• _YOUR INSTRUCTIONS_
From the entries below, copy every line that holds the word "make".

────

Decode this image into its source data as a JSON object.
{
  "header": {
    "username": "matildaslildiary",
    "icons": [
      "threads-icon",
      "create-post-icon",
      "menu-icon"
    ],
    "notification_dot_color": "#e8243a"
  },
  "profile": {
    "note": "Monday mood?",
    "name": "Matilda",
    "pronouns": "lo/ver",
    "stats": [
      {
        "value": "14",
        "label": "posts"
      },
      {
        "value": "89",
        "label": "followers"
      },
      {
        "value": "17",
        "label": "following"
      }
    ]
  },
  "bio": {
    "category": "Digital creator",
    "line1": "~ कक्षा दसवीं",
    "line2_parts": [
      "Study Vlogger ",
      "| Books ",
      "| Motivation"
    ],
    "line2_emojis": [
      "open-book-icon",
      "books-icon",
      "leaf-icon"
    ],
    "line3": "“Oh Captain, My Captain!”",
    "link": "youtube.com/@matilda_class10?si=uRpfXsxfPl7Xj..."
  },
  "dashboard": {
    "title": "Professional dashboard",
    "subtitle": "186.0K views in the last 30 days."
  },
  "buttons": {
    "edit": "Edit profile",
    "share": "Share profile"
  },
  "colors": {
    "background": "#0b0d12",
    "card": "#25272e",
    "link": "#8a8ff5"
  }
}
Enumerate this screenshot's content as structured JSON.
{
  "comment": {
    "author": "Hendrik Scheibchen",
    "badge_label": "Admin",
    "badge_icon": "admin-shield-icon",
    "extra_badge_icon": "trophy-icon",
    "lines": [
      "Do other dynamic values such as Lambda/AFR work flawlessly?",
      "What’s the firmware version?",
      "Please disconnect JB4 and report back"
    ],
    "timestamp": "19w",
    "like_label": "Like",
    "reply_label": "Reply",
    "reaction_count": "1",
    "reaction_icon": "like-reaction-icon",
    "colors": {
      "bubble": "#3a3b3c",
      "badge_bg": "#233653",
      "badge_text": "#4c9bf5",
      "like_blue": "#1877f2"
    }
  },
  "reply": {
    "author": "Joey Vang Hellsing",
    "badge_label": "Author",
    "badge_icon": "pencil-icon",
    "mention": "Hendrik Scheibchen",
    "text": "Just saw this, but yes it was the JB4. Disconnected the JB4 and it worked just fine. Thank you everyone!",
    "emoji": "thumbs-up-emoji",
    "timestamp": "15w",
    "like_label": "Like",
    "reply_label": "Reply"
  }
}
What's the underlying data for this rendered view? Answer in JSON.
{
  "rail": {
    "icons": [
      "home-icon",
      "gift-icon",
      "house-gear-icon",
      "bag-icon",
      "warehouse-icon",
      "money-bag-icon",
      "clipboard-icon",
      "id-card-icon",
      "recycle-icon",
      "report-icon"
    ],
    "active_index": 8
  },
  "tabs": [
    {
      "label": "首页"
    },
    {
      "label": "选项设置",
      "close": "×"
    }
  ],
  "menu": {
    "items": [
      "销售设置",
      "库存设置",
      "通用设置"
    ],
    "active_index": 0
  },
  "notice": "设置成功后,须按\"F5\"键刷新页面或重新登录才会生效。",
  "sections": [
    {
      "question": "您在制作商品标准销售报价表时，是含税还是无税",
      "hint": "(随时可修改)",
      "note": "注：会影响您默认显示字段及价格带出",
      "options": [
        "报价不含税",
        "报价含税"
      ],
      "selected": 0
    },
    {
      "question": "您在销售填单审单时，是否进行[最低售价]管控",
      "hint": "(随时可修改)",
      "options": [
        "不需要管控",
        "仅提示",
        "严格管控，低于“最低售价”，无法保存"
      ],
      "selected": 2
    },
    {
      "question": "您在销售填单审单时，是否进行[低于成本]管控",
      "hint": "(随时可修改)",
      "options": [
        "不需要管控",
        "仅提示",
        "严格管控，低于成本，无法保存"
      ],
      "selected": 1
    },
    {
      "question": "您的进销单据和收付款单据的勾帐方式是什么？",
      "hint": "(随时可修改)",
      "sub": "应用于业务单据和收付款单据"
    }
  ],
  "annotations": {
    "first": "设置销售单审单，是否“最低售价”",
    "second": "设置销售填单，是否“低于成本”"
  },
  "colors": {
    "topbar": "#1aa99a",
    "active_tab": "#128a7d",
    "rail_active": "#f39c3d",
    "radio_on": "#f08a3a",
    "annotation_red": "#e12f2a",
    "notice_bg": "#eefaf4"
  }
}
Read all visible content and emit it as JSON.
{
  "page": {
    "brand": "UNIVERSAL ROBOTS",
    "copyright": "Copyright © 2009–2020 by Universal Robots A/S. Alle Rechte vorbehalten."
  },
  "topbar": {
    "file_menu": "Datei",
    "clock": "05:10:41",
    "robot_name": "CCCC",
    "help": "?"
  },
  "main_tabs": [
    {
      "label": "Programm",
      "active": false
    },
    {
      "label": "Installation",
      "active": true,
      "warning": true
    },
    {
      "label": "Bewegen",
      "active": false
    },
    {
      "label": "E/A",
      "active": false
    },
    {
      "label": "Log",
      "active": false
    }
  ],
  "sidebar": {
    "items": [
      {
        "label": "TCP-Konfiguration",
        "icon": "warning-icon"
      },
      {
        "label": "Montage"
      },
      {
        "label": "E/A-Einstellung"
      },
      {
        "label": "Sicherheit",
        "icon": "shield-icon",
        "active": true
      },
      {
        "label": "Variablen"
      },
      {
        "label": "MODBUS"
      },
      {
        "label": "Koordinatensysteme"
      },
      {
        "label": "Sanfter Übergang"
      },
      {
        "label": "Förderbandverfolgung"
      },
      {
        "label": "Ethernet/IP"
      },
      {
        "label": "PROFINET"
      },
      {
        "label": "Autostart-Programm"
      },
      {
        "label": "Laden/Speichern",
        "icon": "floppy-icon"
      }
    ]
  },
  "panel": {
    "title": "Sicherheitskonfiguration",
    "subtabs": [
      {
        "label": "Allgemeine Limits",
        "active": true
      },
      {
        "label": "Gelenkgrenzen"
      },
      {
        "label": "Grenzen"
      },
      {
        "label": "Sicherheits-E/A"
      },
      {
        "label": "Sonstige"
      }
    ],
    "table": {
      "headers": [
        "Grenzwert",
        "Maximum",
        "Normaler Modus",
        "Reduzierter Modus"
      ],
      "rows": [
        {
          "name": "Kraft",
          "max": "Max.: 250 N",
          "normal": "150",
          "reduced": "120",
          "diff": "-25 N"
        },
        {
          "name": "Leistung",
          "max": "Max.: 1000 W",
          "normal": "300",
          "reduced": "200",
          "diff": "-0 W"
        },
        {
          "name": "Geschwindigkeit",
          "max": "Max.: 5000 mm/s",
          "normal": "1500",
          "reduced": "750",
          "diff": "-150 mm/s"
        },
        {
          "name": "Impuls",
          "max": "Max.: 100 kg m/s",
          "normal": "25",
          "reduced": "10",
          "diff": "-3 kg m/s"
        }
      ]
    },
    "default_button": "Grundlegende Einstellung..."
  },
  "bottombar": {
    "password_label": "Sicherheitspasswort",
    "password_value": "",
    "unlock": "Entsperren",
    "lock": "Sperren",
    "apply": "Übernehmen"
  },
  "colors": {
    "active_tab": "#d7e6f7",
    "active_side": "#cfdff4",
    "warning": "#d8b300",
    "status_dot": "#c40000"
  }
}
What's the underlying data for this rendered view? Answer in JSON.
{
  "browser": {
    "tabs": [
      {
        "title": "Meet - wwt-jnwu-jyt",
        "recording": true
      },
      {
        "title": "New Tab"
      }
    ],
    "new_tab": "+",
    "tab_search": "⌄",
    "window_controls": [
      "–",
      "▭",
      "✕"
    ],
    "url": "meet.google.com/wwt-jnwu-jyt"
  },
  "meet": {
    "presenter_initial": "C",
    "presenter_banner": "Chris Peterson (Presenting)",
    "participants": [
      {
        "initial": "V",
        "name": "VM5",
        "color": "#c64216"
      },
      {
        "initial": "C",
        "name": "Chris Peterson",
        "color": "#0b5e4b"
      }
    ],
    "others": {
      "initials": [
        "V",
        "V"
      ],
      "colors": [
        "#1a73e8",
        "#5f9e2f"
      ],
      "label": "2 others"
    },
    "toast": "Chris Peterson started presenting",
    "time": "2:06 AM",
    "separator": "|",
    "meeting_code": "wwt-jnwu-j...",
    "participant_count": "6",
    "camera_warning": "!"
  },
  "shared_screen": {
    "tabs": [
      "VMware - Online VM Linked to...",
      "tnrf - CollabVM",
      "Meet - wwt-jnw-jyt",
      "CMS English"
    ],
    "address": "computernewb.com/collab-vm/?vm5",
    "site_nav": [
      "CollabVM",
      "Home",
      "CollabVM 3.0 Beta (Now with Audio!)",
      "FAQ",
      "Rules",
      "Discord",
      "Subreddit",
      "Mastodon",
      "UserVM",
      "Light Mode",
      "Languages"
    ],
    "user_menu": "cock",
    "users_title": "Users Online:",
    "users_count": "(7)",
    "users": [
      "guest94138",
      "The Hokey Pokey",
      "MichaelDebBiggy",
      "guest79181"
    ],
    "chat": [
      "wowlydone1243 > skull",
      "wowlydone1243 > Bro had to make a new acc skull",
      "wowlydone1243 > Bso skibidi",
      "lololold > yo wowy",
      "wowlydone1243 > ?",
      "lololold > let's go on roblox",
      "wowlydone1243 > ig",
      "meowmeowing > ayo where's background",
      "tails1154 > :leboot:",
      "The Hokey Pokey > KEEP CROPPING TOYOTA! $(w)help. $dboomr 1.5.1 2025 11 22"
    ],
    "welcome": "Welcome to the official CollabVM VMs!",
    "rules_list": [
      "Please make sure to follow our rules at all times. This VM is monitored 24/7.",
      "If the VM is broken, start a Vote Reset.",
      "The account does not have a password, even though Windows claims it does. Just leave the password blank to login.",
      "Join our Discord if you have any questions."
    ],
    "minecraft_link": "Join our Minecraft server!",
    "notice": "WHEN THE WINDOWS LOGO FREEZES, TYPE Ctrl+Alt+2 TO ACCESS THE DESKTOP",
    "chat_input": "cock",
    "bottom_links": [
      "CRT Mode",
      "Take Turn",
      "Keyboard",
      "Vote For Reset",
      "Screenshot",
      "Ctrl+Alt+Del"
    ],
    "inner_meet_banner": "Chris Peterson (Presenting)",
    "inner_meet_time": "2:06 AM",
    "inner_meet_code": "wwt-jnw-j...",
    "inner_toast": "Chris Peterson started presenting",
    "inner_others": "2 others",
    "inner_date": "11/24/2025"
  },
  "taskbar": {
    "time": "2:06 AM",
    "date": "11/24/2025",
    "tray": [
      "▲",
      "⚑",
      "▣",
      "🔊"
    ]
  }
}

────

• _FULL OUTPUT_
      "wowlydone1243 > Bro had to make a new acc skull",
      "Please make sure to follow our rules at all times. This VM is monitored 24/7.",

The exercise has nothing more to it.